# CHALLENGE:
Transcribe everything in the data word for word. Pictures are left out.

# MATERIAL:
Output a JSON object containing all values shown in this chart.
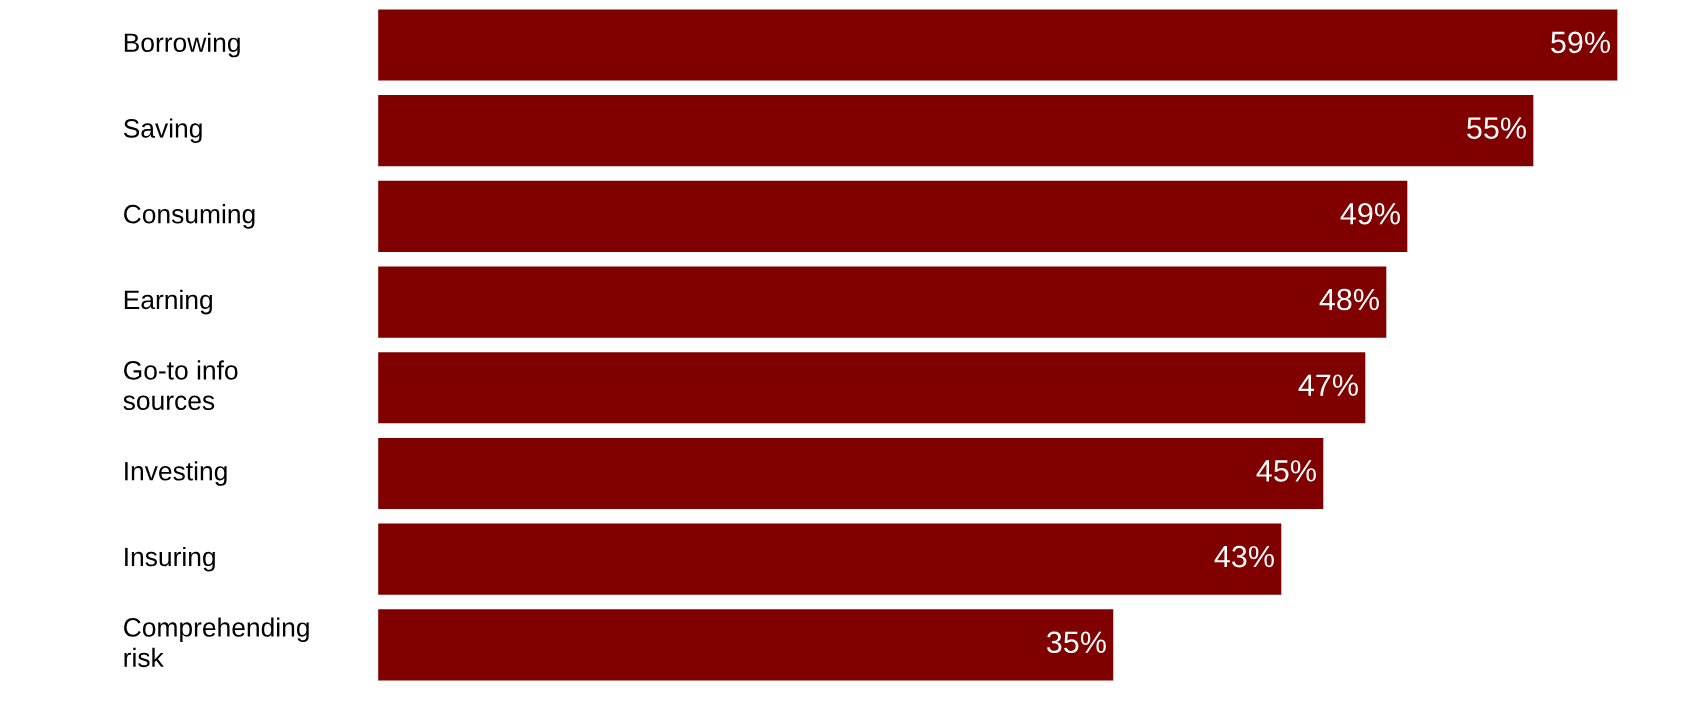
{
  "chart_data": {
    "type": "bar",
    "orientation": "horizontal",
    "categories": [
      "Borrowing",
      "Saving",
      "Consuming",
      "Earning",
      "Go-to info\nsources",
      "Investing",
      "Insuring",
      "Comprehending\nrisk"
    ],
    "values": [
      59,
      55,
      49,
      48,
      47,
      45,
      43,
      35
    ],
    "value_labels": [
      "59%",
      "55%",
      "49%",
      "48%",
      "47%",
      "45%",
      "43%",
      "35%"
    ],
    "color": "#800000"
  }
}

# ANSWER TO THIS PROBLEM:
Output a JSON object containing all values shown in this chart.
{
  "chart_data": {
    "type": "bar",
    "orientation": "horizontal",
    "categories": [
      "Borrowing",
      "Saving",
      "Consuming",
      "Earning",
      "Go-to info\nsources",
      "Investing",
      "Insuring",
      "Comprehending\nrisk"
    ],
    "values": [
      59,
      55,
      49,
      48,
      47,
      45,
      43,
      35
    ],
    "value_labels": [
      "59%",
      "55%",
      "49%",
      "48%",
      "47%",
      "45%",
      "43%",
      "35%"
    ],
    "color": "#800000"
  }
}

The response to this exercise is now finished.